======== DATA FOR THIS TASK ========

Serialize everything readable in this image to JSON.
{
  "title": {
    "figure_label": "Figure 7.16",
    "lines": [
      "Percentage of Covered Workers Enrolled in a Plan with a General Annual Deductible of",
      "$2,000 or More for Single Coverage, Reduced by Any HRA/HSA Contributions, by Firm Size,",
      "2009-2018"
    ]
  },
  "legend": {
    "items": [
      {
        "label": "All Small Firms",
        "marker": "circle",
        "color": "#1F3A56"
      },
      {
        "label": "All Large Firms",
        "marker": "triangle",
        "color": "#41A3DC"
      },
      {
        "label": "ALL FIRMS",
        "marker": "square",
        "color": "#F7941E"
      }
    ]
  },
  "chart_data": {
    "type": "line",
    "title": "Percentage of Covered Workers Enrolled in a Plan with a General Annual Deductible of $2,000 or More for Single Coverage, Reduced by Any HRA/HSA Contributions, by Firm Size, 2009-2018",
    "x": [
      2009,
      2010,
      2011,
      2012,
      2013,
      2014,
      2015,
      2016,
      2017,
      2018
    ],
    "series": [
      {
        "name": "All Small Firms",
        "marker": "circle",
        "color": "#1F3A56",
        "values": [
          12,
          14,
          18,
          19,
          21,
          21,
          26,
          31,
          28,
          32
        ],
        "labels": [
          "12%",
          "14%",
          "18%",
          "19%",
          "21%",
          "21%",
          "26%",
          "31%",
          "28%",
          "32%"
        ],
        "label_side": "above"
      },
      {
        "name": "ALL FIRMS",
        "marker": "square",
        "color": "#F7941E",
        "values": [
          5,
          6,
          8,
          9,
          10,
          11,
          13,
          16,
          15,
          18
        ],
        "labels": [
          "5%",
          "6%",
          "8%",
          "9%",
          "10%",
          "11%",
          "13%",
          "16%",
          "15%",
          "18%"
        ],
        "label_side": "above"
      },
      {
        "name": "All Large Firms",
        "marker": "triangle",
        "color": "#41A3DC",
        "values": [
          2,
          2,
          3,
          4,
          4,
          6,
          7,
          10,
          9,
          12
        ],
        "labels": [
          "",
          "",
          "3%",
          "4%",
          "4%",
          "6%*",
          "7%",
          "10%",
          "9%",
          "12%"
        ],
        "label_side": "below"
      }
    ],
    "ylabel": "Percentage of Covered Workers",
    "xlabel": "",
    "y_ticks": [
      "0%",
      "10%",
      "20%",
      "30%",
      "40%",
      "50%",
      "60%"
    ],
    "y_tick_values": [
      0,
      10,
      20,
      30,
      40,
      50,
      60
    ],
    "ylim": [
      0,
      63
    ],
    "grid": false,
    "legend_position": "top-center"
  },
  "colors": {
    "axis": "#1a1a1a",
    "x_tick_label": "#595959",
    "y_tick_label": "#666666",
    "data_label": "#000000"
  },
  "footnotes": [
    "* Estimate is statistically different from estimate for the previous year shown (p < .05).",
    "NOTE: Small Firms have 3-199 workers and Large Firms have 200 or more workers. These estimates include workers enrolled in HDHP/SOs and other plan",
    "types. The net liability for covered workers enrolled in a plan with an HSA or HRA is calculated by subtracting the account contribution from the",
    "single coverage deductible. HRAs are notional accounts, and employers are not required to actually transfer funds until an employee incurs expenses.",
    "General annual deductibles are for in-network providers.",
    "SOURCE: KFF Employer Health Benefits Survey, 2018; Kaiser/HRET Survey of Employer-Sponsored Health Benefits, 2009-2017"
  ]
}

========

Copy the material above, line for line.

Serialize everything readable in this image to JSON.
{
  "title": {
    "figure_label": "Figure 7.16",
    "lines": [
      "Percentage of Covered Workers Enrolled in a Plan with a General Annual Deductible of",
      "$2,000 or More for Single Coverage, Reduced by Any HRA/HSA Contributions, by Firm Size,",
      "2009-2018"
    ]
  },
  "legend": {
    "items": [
      {
        "label": "All Small Firms",
        "marker": "circle",
        "color": "#1F3A56"
      },
      {
        "label": "All Large Firms",
        "marker": "triangle",
        "color": "#41A3DC"
      },
      {
        "label": "ALL FIRMS",
        "marker": "square",
        "color": "#F7941E"
      }
    ]
  },
  "chart_data": {
    "type": "line",
    "title": "Percentage of Covered Workers Enrolled in a Plan with a General Annual Deductible of $2,000 or More for Single Coverage, Reduced by Any HRA/HSA Contributions, by Firm Size, 2009-2018",
    "x": [
      2009,
      2010,
      2011,
      2012,
      2013,
      2014,
      2015,
      2016,
      2017,
      2018
    ],
    "series": [
      {
        "name": "All Small Firms",
        "marker": "circle",
        "color": "#1F3A56",
        "values": [
          12,
          14,
          18,
          19,
          21,
          21,
          26,
          31,
          28,
          32
        ],
        "labels": [
          "12%",
          "14%",
          "18%",
          "19%",
          "21%",
          "21%",
          "26%",
          "31%",
          "28%",
          "32%"
        ],
        "label_side": "above"
      },
      {
        "name": "ALL FIRMS",
        "marker": "square",
        "color": "#F7941E",
        "values": [
          5,
          6,
          8,
          9,
          10,
          11,
          13,
          16,
          15,
          18
        ],
        "labels": [
          "5%",
          "6%",
          "8%",
          "9%",
          "10%",
          "11%",
          "13%",
          "16%",
          "15%",
          "18%"
        ],
        "label_side": "above"
      },
      {
        "name": "All Large Firms",
        "marker": "triangle",
        "color": "#41A3DC",
        "values": [
          2,
          2,
          3,
          4,
          4,
          6,
          7,
          10,
          9,
          12
        ],
        "labels": [
          "",
          "",
          "3%",
          "4%",
          "4%",
          "6%*",
          "7%",
          "10%",
          "9%",
          "12%"
        ],
        "label_side": "below"
      }
    ],
    "ylabel": "Percentage of Covered Workers",
    "xlabel": "",
    "y_ticks": [
      "0%",
      "10%",
      "20%",
      "30%",
      "40%",
      "50%",
      "60%"
    ],
    "y_tick_values": [
      0,
      10,
      20,
      30,
      40,
      50,
      60
    ],
    "ylim": [
      0,
      63
    ],
    "grid": false,
    "legend_position": "top-center"
  },
  "colors": {
    "axis": "#1a1a1a",
    "x_tick_label": "#595959",
    "y_tick_label": "#666666",
    "data_label": "#000000"
  },
  "footnotes": [
    "* Estimate is statistically different from estimate for the previous year shown (p < .05).",
    "NOTE: Small Firms have 3-199 workers and Large Firms have 200 or more workers. These estimates include workers enrolled in HDHP/SOs and other plan",
    "types. The net liability for covered workers enrolled in a plan with an HSA or HRA is calculated by subtracting the account contribution from the",
    "single coverage deductible. HRAs are notional accounts, and employers are not required to actually transfer funds until an employee incurs expenses.",
    "General annual deductibles are for in-network providers.",
    "SOURCE: KFF Employer Health Benefits Survey, 2018; Kaiser/HRET Survey of Employer-Sponsored Health Benefits, 2009-2017"
  ]
}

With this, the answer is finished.